■ The exercise
Copy the records below exactly as they appear.

[Data entries]
------------------------------------------------------------

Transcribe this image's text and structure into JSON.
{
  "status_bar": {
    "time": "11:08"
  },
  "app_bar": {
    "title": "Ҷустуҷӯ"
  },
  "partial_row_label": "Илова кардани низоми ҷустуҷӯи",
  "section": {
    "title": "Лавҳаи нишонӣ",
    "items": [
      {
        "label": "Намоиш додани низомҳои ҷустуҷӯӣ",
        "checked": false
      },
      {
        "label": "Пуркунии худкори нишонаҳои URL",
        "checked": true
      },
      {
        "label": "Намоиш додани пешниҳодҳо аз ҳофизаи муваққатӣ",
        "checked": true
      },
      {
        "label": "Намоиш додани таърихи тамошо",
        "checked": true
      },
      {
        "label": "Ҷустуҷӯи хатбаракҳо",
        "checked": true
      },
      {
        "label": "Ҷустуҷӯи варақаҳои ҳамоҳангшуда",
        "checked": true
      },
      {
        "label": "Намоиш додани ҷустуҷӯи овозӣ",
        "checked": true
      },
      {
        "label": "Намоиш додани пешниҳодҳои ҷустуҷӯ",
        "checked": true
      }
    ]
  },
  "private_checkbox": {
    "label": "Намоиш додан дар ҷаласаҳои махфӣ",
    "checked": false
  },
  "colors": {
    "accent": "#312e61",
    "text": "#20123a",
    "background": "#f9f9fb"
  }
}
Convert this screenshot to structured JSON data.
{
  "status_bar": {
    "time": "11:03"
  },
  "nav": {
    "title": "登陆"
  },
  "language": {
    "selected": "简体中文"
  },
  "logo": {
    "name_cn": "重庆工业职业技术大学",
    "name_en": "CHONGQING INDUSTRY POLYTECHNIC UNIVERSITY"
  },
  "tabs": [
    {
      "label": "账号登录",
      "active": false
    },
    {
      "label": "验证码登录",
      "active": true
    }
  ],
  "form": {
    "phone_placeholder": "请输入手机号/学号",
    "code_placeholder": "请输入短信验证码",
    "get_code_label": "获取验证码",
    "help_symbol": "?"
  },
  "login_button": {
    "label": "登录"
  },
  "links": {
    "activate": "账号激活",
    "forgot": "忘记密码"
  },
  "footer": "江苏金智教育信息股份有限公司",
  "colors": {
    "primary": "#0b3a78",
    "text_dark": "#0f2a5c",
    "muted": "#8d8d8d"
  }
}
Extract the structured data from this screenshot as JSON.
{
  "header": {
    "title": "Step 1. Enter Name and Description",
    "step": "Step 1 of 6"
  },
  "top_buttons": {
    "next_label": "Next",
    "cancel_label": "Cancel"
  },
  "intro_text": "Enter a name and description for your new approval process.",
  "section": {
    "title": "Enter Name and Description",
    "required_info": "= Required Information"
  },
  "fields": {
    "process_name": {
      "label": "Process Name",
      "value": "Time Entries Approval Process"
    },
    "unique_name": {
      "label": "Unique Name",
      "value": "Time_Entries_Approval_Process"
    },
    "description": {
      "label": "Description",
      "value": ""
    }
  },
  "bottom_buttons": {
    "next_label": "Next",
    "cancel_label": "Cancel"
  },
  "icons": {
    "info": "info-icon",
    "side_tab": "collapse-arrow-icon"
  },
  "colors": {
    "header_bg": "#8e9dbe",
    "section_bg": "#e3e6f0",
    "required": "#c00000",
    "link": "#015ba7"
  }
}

------------------------------------------------------------

■ Response to the exercise
Transcribe this image's text and structure into JSON.
{
  "status_bar": {
    "time": "11:08"
  },
  "app_bar": {
    "title": "Ҷустуҷӯ"
  },
  "partial_row_label": "Илова кардани низоми ҷустуҷӯи",
  "section": {
    "title": "Лавҳаи нишонӣ",
    "items": [
      {
        "label": "Намоиш додани низомҳои ҷустуҷӯӣ",
        "checked": false
      },
      {
        "label": "Пуркунии худкори нишонаҳои URL",
        "checked": true
      },
      {
        "label": "Намоиш додани пешниҳодҳо аз ҳофизаи муваққатӣ",
        "checked": true
      },
      {
        "label": "Намоиш додани таърихи тамошо",
        "checked": true
      },
      {
        "label": "Ҷустуҷӯи хатбаракҳо",
        "checked": true
      },
      {
        "label": "Ҷустуҷӯи варақаҳои ҳамоҳангшуда",
        "checked": true
      },
      {
        "label": "Намоиш додани ҷустуҷӯи овозӣ",
        "checked": true
      },
      {
        "label": "Намоиш додани пешниҳодҳои ҷустуҷӯ",
        "checked": true
      }
    ]
  },
  "private_checkbox": {
    "label": "Намоиш додан дар ҷаласаҳои махфӣ",
    "checked": false
  },
  "colors": {
    "accent": "#312e61",
    "text": "#20123a",
    "background": "#f9f9fb"
  }
}
Convert this screenshot to structured JSON data.
{
  "status_bar": {
    "time": "11:03"
  },
  "nav": {
    "title": "登陆"
  },
  "language": {
    "selected": "简体中文"
  },
  "logo": {
    "name_cn": "重庆工业职业技术大学",
    "name_en": "CHONGQING INDUSTRY POLYTECHNIC UNIVERSITY"
  },
  "tabs": [
    {
      "label": "账号登录",
      "active": false
    },
    {
      "label": "验证码登录",
      "active": true
    }
  ],
  "form": {
    "phone_placeholder": "请输入手机号/学号",
    "code_placeholder": "请输入短信验证码",
    "get_code_label": "获取验证码",
    "help_symbol": "?"
  },
  "login_button": {
    "label": "登录"
  },
  "links": {
    "activate": "账号激活",
    "forgot": "忘记密码"
  },
  "footer": "江苏金智教育信息股份有限公司",
  "colors": {
    "primary": "#0b3a78",
    "text_dark": "#0f2a5c",
    "muted": "#8d8d8d"
  }
}
Extract the structured data from this screenshot as JSON.
{
  "header": {
    "title": "Step 1. Enter Name and Description",
    "step": "Step 1 of 6"
  },
  "top_buttons": {
    "next_label": "Next",
    "cancel_label": "Cancel"
  },
  "intro_text": "Enter a name and description for your new approval process.",
  "section": {
    "title": "Enter Name and Description",
    "required_info": "= Required Information"
  },
  "fields": {
    "process_name": {
      "label": "Process Name",
      "value": "Time Entries Approval Process"
    },
    "unique_name": {
      "label": "Unique Name",
      "value": "Time_Entries_Approval_Process"
    },
    "description": {
      "label": "Description",
      "value": ""
    }
  },
  "bottom_buttons": {
    "next_label": "Next",
    "cancel_label": "Cancel"
  },
  "icons": {
    "info": "info-icon",
    "side_tab": "collapse-arrow-icon"
  },
  "colors": {
    "header_bg": "#8e9dbe",
    "section_bg": "#e3e6f0",
    "required": "#c00000",
    "link": "#015ba7"
  }
}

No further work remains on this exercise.